● Work to do:
- a) In the forum thread below, which poem does Delta40 say they like best?
- b) Rewrite the paragraph of the forum thread that begins "Grain -- I'm with Delta" as a short bulleted list that keeps its main points.
- c) Translate this sentence from the forum thread into French: "The imagery of grain invading the gaps between your toes is superb."

● Source passage:
[start]
Your newborn legs were ugly - shaking, not nearly strong enough to hold your life.
Those new knees were scabbed by rocks and bruised by your many falls as you transported your burden frame.
But you flew away into the land of lightness - where everyone is too heavy to fly.
I think you don't fly anymore.

Delta40
05-02-2012, 10:52 PM
I like Grain the best. The Lines is way beyond my personal preference (unless I smoke a joint and then I'll really be entranced by its total meaning :-)

I Would Know and How Brave of You are poems which demonstrate a great imagination IMO and I think you should definitely be a regular on Litnet. I Would Know is my second favourite and How Brave of You I found a little hard to follow but you certainly know how to wax lyrical and keep in mind that all of us here have different responses to poetry so don't mind my seeming conservativeness at all. I'd love to read more of your poems either way!

MorpheusSandman
05-03-2012, 07:32 AM
Lines -- I like the subject here because the creative and destructive nature of lines and how they mark beginnings and endings is something I've been very interested in myself lately. But I think the piece gets a bit bogged down in the long 3rd Stanza and could use some trimming. Plus, I think that last line kinda comes out of nowhere and cheapens the piece with a real convention in a piece that was anything but.

Grain -- I'm with Delta that this is the best piece, though I think it could use some refining too. The imagery of grain invading the gaps between your toes is superb. Really, this is more of an imagist poem than an abstract poem, and I think it could be strengthened if it focused exclusively on the imagery and metaphor. The ending again seems to go off track a little, making a big jump between the grain and the speaker together with a rather vague subject.

I Would Know -- Here the strongest aspect by far is the last line, as that's such a strong simile (you repeated "the," by the way, after "would"). What precedes it seems a bit randomly constructed, as in I'm not sure why the move from graves to moth wrings to crystals to pollution etc.

How Brave of You -- I love the imagery here, and especially the ambiguity of the last line, but I think in a piece like this the reader spends unneeded effort trying to discern the subject as if it were a riddle rather than a poem. Emily Dickinson liked to write poems like this for her nieces, but she did them with a lightness that I don't really sense here.
[end]
● Data section:
[start]
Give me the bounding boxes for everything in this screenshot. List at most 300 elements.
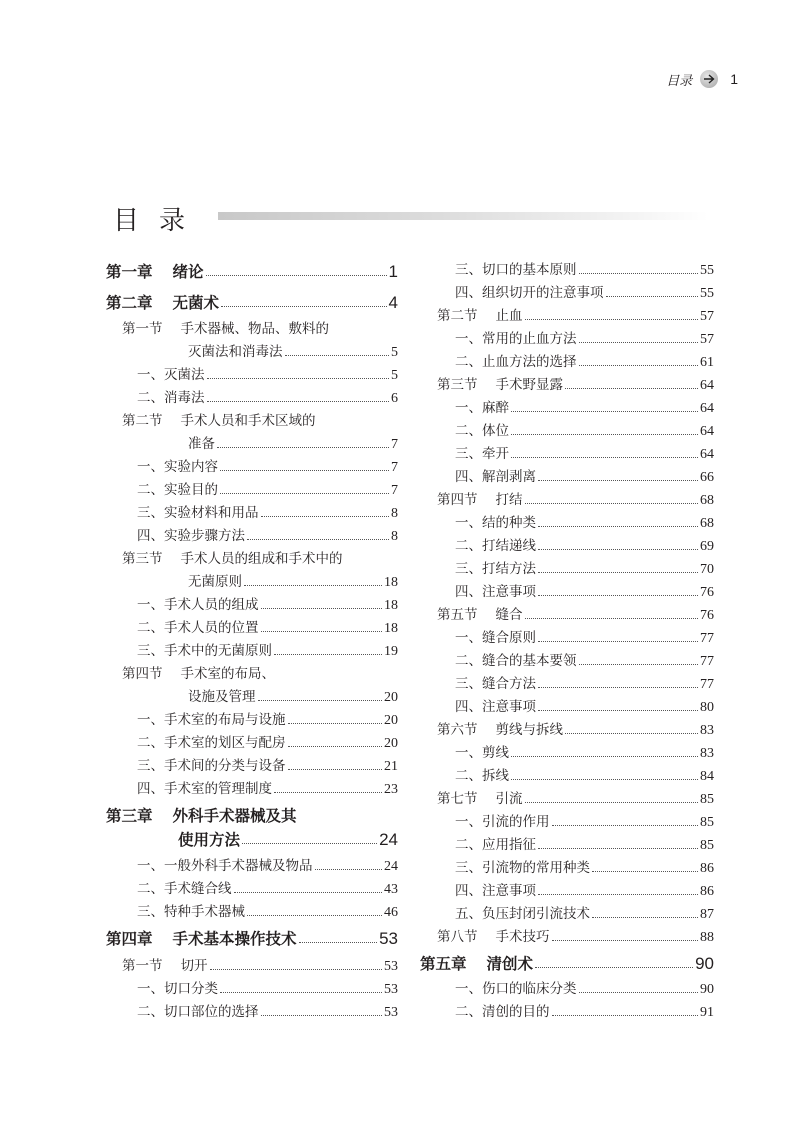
[end]
● Full solutions:
- a) Grain.

- b)
- Agrees with Delta that Grain is the best piece, though it could use some refining.
- The imagery of grain invading the gaps between the toes is superb.
- It is more an imagist poem than an abstract one and would be stronger if it focused only on imagery and metaphor.
- The ending goes a little off track, jumping between the grain and the speaker together with a rather vague subject.

- c) L'imagerie du grain qui envahit les espaces entre tes orteils est superbe.